BEGIN SUPPLIED DATA

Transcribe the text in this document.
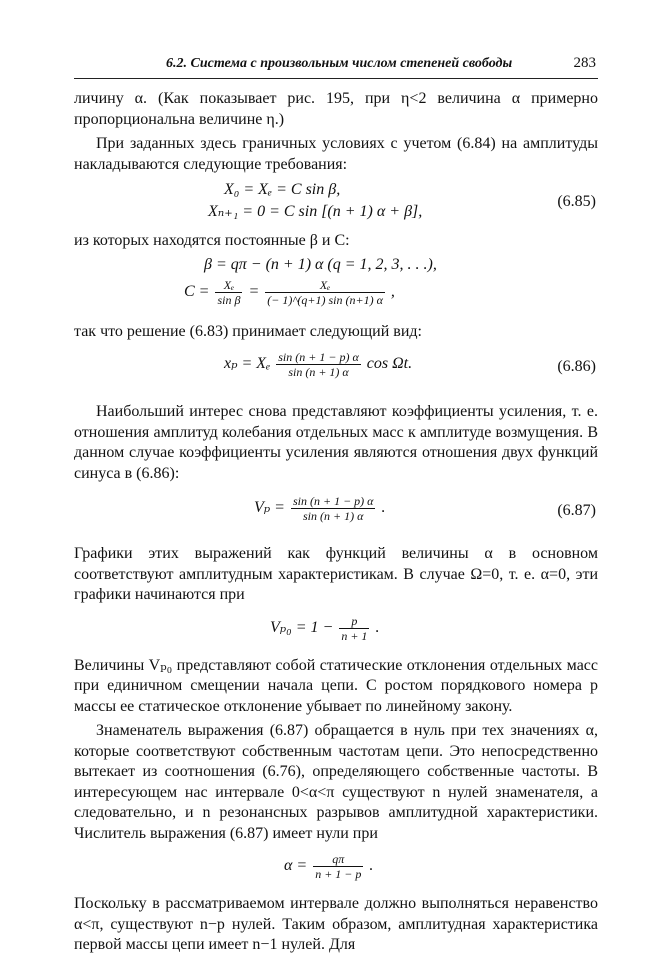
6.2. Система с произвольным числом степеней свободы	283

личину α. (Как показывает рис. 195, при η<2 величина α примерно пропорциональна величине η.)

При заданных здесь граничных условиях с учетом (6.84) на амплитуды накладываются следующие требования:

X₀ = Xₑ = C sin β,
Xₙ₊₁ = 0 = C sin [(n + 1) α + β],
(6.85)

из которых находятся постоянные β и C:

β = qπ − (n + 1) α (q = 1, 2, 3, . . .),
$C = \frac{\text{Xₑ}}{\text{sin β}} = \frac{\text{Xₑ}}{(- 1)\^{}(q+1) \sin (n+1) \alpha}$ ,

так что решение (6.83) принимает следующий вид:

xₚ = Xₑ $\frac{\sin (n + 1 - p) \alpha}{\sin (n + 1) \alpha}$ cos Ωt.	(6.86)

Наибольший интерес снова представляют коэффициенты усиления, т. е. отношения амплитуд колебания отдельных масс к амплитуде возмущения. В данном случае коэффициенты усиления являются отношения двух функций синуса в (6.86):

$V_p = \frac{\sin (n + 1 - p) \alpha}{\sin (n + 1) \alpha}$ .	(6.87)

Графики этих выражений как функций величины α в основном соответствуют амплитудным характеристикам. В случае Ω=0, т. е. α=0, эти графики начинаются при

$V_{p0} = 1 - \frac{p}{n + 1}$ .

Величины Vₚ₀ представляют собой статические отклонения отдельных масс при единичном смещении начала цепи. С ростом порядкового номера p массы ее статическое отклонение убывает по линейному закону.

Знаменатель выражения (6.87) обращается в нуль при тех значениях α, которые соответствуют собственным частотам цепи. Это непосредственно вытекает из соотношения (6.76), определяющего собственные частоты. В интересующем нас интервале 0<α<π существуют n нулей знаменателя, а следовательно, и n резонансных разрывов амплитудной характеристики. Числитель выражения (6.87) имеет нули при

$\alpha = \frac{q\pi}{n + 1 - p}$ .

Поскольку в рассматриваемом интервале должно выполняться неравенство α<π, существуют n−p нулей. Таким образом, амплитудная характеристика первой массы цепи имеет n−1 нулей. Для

END SUPPLIED DATA
BEGIN SUPPLIED DATA

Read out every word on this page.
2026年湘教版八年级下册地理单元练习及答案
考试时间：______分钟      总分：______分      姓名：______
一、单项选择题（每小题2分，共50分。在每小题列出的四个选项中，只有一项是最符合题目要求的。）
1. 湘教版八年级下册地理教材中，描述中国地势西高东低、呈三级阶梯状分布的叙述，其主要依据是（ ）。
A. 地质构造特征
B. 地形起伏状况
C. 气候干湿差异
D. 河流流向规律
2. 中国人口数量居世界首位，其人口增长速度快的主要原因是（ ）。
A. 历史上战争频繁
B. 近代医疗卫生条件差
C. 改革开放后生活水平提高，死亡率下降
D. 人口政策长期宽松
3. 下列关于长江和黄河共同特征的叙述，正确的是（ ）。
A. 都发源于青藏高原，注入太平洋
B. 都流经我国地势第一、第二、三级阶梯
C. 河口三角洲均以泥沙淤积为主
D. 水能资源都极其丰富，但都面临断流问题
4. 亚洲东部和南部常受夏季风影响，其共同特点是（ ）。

END SUPPLIED DATA
BEGIN SUPPLIED DATA

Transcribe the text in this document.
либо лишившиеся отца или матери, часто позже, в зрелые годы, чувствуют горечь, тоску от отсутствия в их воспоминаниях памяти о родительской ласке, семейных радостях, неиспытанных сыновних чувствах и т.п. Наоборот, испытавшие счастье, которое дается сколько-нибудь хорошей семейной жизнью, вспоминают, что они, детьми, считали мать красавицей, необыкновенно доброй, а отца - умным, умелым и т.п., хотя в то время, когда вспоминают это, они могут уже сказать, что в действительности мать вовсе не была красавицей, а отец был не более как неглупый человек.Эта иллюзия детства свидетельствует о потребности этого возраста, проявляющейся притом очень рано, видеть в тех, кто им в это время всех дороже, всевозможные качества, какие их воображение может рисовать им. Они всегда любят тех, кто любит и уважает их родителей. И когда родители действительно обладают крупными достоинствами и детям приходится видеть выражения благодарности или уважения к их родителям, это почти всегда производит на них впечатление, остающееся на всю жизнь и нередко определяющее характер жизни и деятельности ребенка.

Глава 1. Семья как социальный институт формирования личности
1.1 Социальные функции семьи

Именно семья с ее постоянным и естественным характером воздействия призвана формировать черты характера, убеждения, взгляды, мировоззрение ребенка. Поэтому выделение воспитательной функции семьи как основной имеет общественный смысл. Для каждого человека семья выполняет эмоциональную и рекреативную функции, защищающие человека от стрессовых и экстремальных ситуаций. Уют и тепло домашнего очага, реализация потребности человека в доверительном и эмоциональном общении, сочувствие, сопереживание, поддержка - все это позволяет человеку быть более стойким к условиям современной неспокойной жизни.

END SUPPLIED DATA

Search the records for the word "отдельных". Copy every line that has it.

Наибольший интерес снова представляют коэффициенты усиления, т. е. отношения амплитуд колебания отдельных масс к амплитуде возмущения. В данном случае коэффициенты усиления являются отношения двух функций синуса в (6.86):
Величины Vₚ₀ представляют собой статические отклонения отдельных масс при единичном смещении начала цепи. С ростом порядкового номера p массы ее статическое отклонение убывает по линейному закону.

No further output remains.